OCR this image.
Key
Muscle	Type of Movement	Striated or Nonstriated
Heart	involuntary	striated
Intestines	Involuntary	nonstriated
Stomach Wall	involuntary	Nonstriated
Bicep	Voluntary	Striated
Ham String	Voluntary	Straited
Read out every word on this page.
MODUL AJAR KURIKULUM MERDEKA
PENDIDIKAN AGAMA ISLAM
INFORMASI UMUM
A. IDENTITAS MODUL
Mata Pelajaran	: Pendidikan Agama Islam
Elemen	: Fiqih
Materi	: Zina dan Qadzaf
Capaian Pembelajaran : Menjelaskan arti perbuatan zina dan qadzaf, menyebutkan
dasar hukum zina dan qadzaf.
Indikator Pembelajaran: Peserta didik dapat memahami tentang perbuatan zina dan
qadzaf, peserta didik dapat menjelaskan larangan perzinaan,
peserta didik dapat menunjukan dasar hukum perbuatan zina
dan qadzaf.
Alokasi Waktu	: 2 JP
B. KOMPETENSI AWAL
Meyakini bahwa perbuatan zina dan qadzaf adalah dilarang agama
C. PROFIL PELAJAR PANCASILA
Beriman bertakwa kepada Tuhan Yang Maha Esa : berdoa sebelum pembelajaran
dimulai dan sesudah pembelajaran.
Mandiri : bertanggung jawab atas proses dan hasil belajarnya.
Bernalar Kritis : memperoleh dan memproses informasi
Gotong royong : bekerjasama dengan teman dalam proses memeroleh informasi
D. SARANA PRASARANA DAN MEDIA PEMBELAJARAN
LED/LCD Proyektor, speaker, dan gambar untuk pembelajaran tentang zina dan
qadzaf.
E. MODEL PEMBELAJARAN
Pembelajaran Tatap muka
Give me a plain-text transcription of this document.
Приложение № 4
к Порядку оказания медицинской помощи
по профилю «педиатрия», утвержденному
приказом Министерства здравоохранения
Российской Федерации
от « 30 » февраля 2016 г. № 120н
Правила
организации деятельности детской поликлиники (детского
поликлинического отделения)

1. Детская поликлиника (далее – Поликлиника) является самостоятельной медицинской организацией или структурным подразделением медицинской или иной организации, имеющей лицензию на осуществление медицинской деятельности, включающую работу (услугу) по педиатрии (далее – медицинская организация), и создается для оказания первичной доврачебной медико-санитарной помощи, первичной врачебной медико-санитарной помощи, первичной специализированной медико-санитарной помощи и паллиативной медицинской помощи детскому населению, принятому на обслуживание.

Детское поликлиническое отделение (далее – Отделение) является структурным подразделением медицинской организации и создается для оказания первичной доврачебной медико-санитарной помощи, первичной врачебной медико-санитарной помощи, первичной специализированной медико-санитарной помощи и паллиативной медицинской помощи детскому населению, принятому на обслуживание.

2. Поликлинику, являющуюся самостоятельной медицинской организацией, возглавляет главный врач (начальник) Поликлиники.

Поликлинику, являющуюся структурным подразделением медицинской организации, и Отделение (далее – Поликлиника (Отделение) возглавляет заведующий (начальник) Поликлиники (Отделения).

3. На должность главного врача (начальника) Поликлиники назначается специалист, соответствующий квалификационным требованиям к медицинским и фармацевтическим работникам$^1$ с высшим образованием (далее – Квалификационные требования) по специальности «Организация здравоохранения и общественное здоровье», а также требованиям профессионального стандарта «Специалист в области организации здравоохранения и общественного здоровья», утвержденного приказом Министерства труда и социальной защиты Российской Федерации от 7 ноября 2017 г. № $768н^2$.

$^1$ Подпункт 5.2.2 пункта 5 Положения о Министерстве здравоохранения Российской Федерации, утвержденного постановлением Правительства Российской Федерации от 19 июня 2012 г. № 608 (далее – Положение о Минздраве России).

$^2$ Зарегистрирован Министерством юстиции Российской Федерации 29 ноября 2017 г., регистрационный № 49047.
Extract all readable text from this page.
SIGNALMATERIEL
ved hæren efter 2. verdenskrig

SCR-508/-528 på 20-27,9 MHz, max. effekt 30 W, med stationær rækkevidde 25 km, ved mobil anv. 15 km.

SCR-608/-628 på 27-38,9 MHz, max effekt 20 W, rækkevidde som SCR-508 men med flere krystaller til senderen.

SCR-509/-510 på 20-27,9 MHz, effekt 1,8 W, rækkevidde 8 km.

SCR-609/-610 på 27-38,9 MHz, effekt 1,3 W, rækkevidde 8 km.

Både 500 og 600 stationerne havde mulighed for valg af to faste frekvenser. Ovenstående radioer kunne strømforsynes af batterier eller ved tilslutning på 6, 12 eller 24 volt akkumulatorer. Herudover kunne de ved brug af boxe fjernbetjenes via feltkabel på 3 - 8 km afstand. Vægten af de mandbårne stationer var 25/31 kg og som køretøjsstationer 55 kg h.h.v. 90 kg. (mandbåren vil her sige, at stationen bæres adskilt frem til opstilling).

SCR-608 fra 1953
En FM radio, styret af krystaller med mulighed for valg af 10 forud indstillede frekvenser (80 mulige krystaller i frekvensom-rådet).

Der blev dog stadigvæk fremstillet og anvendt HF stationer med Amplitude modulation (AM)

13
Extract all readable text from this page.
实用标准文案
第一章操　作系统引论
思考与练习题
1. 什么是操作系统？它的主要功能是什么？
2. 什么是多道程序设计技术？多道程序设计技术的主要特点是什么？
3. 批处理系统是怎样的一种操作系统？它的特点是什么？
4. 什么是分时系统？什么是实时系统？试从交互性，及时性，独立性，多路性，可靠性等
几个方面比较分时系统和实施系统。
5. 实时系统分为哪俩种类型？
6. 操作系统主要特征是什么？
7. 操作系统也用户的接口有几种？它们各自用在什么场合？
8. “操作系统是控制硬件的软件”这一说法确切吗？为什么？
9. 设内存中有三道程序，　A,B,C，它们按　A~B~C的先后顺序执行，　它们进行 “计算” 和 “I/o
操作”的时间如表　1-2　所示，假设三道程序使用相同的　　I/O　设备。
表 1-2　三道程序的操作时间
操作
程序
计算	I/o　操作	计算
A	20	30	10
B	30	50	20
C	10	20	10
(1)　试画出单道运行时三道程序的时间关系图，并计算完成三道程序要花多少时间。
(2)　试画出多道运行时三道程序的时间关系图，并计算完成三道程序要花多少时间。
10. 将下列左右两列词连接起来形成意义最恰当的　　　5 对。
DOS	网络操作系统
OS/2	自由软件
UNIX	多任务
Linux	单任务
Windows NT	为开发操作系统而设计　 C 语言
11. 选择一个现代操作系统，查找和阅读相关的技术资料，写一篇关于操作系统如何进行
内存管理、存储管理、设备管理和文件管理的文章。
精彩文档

++++++++

**AIM OF THE TASK:** Write out every line of the listing that holds the word "effekt".

**SOLUTION TO THIS EXERCISE:**
SCR-508/-528 på 20-27,9 MHz, max. effekt 30 W, med stationær rækkevidde 25 km, ved mobil anv. 15 km.
SCR-608/-628 på 27-38,9 MHz, max effekt 20 W, rækkevidde som SCR-508 men med flere krystaller til senderen.
SCR-509/-510 på 20-27,9 MHz, effekt 1,8 W, rækkevidde 8 km.
SCR-609/-610 på 27-38,9 MHz, effekt 1,3 W, rækkevidde 8 km.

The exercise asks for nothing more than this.